STATED TASK →
Go through the entries below and collect each line with the string "footer" in it.

DATASET →
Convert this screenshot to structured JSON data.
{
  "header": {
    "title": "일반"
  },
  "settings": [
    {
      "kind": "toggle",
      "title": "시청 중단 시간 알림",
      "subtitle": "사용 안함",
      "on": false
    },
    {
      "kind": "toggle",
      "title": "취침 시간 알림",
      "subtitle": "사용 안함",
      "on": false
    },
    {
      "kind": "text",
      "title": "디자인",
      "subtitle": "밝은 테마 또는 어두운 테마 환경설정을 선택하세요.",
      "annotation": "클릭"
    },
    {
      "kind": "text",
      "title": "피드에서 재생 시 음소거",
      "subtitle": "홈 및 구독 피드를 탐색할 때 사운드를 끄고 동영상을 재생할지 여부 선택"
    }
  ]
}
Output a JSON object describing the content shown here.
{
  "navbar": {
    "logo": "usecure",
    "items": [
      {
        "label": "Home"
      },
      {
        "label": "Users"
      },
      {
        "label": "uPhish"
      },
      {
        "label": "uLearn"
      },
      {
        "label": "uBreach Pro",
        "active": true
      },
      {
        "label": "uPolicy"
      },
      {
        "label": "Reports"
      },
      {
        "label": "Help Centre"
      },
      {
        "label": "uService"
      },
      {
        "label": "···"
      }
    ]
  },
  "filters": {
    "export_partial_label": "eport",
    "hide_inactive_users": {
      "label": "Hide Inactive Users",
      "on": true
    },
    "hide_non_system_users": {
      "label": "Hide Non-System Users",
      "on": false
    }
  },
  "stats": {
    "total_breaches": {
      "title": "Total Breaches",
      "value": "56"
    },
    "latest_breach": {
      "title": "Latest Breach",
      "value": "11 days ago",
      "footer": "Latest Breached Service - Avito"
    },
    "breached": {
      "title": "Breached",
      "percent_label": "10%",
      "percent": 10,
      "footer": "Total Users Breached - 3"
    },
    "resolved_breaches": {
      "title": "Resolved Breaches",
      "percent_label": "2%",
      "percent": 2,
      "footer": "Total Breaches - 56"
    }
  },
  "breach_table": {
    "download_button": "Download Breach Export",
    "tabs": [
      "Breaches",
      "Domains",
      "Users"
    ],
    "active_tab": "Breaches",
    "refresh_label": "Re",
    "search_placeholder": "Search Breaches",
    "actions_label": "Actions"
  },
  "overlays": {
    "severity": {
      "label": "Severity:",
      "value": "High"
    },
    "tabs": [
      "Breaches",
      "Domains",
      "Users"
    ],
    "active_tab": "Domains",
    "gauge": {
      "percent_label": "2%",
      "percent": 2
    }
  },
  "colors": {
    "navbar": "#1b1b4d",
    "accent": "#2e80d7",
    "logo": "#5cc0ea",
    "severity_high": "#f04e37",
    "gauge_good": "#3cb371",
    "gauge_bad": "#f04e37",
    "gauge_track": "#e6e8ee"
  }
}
==
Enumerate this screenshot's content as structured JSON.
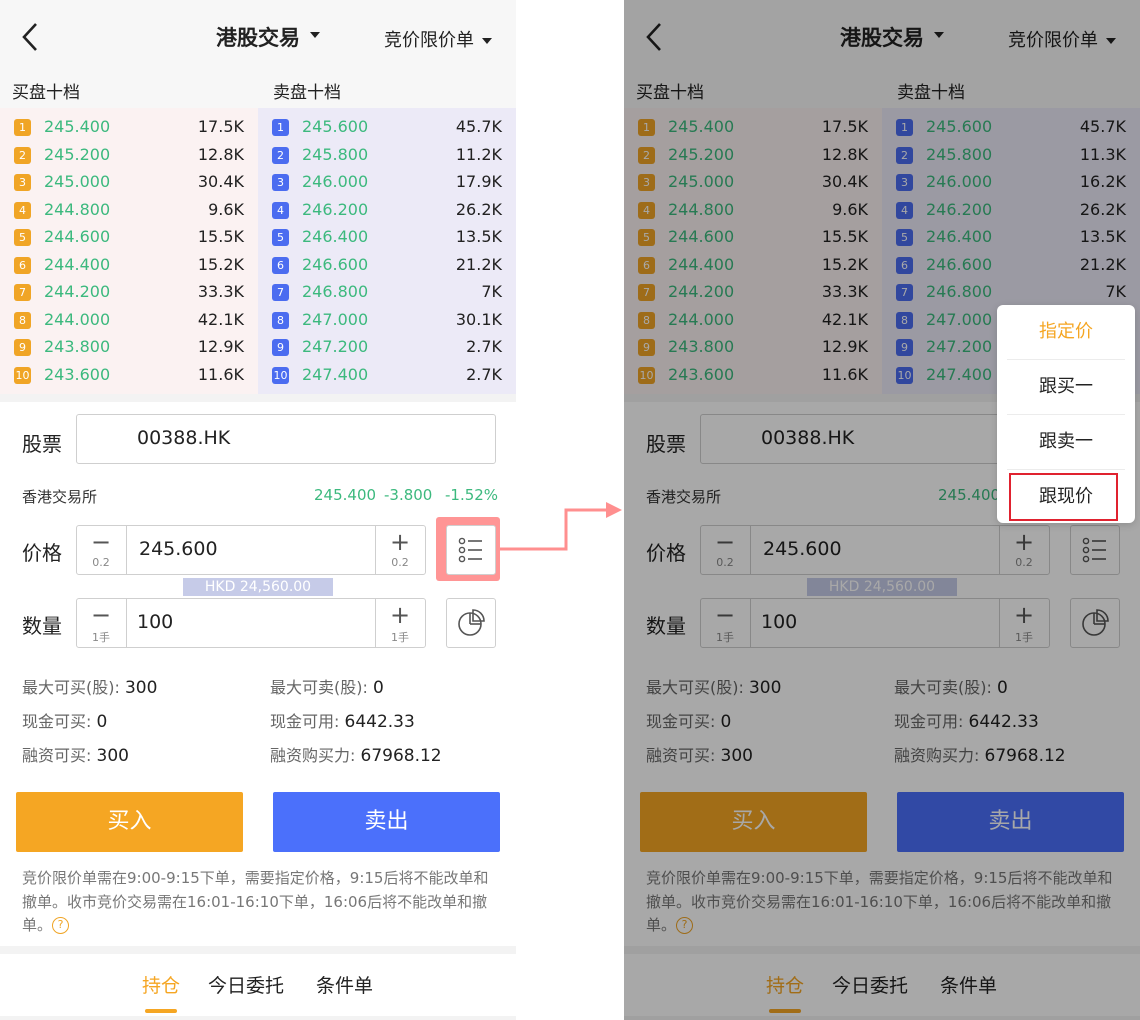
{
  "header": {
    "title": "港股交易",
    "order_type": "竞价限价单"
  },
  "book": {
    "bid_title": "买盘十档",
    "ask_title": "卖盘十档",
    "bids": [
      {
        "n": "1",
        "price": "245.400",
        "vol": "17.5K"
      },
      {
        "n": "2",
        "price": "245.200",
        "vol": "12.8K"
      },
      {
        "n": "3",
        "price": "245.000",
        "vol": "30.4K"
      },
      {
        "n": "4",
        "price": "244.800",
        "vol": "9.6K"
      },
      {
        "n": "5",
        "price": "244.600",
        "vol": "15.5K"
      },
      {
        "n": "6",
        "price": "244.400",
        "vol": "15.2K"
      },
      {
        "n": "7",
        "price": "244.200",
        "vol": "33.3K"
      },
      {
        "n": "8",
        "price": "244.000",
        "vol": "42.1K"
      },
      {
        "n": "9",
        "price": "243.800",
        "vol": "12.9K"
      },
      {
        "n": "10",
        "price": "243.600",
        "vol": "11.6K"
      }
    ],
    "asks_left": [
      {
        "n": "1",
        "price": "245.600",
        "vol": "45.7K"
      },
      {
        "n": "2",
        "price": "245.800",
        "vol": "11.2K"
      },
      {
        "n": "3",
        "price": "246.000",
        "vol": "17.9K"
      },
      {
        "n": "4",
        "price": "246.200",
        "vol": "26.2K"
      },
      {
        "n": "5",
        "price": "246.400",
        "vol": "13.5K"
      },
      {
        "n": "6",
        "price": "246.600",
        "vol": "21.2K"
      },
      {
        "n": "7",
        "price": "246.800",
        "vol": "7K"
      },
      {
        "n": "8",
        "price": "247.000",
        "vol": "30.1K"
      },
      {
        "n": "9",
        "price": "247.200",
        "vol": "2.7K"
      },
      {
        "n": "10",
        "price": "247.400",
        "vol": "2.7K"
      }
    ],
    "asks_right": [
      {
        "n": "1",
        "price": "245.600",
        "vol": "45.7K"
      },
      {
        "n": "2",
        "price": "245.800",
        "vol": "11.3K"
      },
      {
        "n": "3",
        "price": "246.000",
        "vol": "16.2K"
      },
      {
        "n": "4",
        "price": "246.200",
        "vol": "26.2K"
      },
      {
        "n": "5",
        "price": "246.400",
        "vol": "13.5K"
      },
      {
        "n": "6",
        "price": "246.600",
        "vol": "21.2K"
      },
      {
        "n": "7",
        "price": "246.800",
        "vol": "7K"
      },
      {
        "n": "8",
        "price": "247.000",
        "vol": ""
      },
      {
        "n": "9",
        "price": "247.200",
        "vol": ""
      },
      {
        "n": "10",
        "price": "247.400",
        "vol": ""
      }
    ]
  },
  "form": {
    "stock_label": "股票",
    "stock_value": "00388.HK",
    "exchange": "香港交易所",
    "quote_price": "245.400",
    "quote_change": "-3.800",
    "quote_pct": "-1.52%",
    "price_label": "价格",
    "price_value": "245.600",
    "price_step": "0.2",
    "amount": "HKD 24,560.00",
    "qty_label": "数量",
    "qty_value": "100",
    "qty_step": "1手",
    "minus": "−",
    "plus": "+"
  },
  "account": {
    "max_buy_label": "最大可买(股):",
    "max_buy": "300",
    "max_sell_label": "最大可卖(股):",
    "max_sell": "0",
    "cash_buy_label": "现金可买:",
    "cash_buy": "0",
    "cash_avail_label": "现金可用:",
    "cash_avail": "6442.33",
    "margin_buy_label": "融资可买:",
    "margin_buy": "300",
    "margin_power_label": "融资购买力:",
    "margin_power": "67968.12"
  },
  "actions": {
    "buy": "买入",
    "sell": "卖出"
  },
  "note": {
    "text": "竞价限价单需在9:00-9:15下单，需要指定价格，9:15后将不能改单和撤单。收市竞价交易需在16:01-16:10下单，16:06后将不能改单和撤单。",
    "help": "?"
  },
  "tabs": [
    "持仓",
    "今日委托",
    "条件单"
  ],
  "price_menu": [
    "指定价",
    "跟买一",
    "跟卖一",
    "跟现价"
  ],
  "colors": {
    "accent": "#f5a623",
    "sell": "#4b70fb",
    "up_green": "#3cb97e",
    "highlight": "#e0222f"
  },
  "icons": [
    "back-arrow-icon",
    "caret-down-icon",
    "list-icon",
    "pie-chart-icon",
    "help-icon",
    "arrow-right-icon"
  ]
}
---
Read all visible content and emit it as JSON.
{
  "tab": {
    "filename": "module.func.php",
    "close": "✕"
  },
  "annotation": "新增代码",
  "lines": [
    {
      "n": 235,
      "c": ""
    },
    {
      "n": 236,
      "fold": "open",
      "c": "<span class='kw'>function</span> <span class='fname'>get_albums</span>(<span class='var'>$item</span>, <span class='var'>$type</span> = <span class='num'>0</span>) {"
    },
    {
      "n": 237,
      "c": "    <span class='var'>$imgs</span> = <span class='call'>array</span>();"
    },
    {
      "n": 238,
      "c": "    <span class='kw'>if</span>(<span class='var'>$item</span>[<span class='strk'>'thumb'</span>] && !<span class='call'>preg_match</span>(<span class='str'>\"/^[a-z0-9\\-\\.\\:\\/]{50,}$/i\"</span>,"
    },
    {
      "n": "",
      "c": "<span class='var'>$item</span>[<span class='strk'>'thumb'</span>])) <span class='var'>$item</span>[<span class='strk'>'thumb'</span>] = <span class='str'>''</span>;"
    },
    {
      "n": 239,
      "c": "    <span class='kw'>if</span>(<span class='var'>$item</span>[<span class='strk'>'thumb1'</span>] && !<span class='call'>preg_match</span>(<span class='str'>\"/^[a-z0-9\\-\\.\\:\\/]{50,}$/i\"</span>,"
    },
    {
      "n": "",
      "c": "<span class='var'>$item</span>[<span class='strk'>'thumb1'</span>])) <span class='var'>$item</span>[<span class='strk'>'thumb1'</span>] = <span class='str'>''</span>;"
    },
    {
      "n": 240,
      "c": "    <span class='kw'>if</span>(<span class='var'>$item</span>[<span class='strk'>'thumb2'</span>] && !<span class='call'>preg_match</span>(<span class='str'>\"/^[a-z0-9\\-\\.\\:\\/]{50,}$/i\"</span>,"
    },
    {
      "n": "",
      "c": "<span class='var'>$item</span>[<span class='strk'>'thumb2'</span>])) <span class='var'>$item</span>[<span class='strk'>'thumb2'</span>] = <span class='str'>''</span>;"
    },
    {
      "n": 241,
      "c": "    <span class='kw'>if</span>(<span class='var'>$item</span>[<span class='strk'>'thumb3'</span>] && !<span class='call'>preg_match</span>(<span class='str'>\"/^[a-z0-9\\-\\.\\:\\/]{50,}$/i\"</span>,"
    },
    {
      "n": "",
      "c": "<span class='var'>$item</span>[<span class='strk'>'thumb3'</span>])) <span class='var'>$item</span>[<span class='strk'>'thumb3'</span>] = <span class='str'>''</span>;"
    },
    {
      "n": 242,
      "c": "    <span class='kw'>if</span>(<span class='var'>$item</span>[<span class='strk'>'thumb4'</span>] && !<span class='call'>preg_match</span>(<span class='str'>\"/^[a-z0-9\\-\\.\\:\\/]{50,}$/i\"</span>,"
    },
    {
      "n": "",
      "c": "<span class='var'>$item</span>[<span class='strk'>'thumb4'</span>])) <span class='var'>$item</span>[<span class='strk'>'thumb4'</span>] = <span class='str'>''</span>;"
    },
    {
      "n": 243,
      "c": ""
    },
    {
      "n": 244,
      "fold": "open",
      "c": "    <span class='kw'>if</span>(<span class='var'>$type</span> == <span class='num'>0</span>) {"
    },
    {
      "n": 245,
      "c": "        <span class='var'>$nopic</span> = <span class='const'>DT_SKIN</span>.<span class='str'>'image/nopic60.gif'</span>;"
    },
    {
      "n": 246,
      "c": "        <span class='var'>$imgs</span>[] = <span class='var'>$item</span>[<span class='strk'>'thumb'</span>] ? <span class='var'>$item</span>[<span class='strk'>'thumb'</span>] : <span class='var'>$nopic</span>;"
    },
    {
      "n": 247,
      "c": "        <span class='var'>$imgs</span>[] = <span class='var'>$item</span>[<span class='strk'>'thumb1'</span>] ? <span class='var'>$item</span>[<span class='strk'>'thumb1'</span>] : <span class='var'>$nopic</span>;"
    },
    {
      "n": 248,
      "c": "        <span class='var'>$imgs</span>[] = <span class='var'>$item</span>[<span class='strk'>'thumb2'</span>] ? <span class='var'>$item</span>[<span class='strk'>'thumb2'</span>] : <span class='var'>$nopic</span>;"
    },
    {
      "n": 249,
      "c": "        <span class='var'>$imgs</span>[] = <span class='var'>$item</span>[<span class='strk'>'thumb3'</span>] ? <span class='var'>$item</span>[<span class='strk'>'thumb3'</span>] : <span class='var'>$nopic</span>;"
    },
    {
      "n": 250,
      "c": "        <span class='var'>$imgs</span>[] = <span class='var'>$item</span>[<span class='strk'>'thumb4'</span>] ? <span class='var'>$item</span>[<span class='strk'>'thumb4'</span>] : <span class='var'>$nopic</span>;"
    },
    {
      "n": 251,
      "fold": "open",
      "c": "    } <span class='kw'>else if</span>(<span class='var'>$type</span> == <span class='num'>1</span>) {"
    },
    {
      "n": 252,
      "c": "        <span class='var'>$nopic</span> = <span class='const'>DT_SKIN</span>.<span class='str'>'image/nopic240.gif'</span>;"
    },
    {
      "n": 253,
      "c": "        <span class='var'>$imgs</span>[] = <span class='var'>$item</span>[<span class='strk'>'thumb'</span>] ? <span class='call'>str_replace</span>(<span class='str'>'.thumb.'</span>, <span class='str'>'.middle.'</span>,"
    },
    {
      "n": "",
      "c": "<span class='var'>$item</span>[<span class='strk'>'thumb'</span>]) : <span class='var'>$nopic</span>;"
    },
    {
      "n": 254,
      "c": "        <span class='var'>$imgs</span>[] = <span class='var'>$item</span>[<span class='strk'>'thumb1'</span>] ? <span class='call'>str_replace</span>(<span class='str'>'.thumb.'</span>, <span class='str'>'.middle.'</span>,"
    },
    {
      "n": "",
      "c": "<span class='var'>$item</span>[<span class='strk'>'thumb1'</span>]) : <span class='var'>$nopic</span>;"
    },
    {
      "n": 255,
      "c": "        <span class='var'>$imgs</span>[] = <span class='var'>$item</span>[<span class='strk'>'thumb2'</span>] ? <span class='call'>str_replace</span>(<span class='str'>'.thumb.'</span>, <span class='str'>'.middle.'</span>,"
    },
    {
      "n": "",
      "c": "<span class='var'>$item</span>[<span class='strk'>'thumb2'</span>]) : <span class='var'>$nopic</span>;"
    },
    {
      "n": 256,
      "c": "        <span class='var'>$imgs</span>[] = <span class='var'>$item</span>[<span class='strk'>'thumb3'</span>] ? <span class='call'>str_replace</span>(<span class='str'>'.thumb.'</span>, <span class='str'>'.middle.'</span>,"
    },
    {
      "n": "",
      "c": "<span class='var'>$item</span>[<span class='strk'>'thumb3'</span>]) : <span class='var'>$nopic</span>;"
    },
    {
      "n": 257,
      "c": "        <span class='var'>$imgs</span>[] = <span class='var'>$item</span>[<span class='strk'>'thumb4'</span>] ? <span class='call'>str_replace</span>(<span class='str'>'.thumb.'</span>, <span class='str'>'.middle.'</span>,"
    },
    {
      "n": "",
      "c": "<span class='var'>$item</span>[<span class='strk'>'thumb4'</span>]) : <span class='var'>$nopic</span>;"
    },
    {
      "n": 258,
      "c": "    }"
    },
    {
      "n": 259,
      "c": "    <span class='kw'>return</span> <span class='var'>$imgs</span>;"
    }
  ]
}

RESPONSE →
      "footer": "Latest Breached Service - Avito"
      "footer": "Total Users Breached - 3"
      "footer": "Total Breaches - 56"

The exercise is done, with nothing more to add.